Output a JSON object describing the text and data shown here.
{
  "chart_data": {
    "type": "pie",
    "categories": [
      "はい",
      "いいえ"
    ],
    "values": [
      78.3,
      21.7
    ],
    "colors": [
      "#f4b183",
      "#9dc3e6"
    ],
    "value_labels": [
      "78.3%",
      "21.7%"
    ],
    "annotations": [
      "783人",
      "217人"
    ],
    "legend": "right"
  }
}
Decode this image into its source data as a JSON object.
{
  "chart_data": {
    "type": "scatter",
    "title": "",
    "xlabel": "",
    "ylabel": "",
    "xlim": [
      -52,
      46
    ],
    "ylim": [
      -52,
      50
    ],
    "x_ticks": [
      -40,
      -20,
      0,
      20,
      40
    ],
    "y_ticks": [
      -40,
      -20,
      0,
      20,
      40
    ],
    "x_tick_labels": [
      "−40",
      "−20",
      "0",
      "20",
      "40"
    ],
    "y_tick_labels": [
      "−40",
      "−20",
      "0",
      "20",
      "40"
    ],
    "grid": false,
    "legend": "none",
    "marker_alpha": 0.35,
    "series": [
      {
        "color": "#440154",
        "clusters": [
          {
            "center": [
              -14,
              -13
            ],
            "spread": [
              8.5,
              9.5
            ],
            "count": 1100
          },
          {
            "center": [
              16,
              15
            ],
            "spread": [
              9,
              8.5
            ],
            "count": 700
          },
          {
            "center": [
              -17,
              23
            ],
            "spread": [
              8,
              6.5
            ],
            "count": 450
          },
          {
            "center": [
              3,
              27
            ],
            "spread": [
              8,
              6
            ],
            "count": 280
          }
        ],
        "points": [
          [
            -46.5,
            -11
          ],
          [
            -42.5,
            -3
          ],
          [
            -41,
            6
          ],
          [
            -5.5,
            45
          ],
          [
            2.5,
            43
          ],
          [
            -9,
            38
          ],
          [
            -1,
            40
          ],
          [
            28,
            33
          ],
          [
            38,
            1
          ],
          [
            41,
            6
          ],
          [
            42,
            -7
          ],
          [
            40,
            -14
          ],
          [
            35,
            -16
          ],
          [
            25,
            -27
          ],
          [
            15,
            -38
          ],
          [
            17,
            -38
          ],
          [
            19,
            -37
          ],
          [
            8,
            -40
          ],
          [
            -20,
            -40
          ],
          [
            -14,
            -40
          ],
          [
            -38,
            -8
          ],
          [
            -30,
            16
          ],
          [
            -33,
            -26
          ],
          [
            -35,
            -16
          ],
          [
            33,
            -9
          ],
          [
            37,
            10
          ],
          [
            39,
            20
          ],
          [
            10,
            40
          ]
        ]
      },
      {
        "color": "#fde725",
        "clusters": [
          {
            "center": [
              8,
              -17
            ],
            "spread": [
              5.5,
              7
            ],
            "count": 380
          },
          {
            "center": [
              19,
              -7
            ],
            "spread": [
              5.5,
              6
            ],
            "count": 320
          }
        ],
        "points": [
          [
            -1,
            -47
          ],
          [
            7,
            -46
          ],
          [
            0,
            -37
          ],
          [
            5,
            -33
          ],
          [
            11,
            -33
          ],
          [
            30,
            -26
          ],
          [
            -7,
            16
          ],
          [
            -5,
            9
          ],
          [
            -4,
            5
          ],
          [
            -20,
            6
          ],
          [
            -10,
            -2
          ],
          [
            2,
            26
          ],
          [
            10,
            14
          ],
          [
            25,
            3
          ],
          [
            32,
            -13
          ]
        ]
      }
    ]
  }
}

◆ What to produce: Set down each entry again, unchanged.

◆ Solution to this exercise:
Output a JSON object describing the text and data shown here.
{
  "chart_data": {
    "type": "pie",
    "categories": [
      "はい",
      "いいえ"
    ],
    "values": [
      78.3,
      21.7
    ],
    "colors": [
      "#f4b183",
      "#9dc3e6"
    ],
    "value_labels": [
      "78.3%",
      "21.7%"
    ],
    "annotations": [
      "783人",
      "217人"
    ],
    "legend": "right"
  }
}
Decode this image into its source data as a JSON object.
{
  "chart_data": {
    "type": "scatter",
    "title": "",
    "xlabel": "",
    "ylabel": "",
    "xlim": [
      -52,
      46
    ],
    "ylim": [
      -52,
      50
    ],
    "x_ticks": [
      -40,
      -20,
      0,
      20,
      40
    ],
    "y_ticks": [
      -40,
      -20,
      0,
      20,
      40
    ],
    "x_tick_labels": [
      "−40",
      "−20",
      "0",
      "20",
      "40"
    ],
    "y_tick_labels": [
      "−40",
      "−20",
      "0",
      "20",
      "40"
    ],
    "grid": false,
    "legend": "none",
    "marker_alpha": 0.35,
    "series": [
      {
        "color": "#440154",
        "clusters": [
          {
            "center": [
              -14,
              -13
            ],
            "spread": [
              8.5,
              9.5
            ],
            "count": 1100
          },
          {
            "center": [
              16,
              15
            ],
            "spread": [
              9,
              8.5
            ],
            "count": 700
          },
          {
            "center": [
              -17,
              23
            ],
            "spread": [
              8,
              6.5
            ],
            "count": 450
          },
          {
            "center": [
              3,
              27
            ],
            "spread": [
              8,
              6
            ],
            "count": 280
          }
        ],
        "points": [
          [
            -46.5,
            -11
          ],
          [
            -42.5,
            -3
          ],
          [
            -41,
            6
          ],
          [
            -5.5,
            45
          ],
          [
            2.5,
            43
          ],
          [
            -9,
            38
          ],
          [
            -1,
            40
          ],
          [
            28,
            33
          ],
          [
            38,
            1
          ],
          [
            41,
            6
          ],
          [
            42,
            -7
          ],
          [
            40,
            -14
          ],
          [
            35,
            -16
          ],
          [
            25,
            -27
          ],
          [
            15,
            -38
          ],
          [
            17,
            -38
          ],
          [
            19,
            -37
          ],
          [
            8,
            -40
          ],
          [
            -20,
            -40
          ],
          [
            -14,
            -40
          ],
          [
            -38,
            -8
          ],
          [
            -30,
            16
          ],
          [
            -33,
            -26
          ],
          [
            -35,
            -16
          ],
          [
            33,
            -9
          ],
          [
            37,
            10
          ],
          [
            39,
            20
          ],
          [
            10,
            40
          ]
        ]
      },
      {
        "color": "#fde725",
        "clusters": [
          {
            "center": [
              8,
              -17
            ],
            "spread": [
              5.5,
              7
            ],
            "count": 380
          },
          {
            "center": [
              19,
              -7
            ],
            "spread": [
              5.5,
              6
            ],
            "count": 320
          }
        ],
        "points": [
          [
            -1,
            -47
          ],
          [
            7,
            -46
          ],
          [
            0,
            -37
          ],
          [
            5,
            -33
          ],
          [
            11,
            -33
          ],
          [
            30,
            -26
          ],
          [
            -7,
            16
          ],
          [
            -5,
            9
          ],
          [
            -4,
            5
          ],
          [
            -20,
            6
          ],
          [
            -10,
            -2
          ],
          [
            2,
            26
          ],
          [
            10,
            14
          ],
          [
            25,
            3
          ],
          [
            32,
            -13
          ]
        ]
      }
    ]
  }
}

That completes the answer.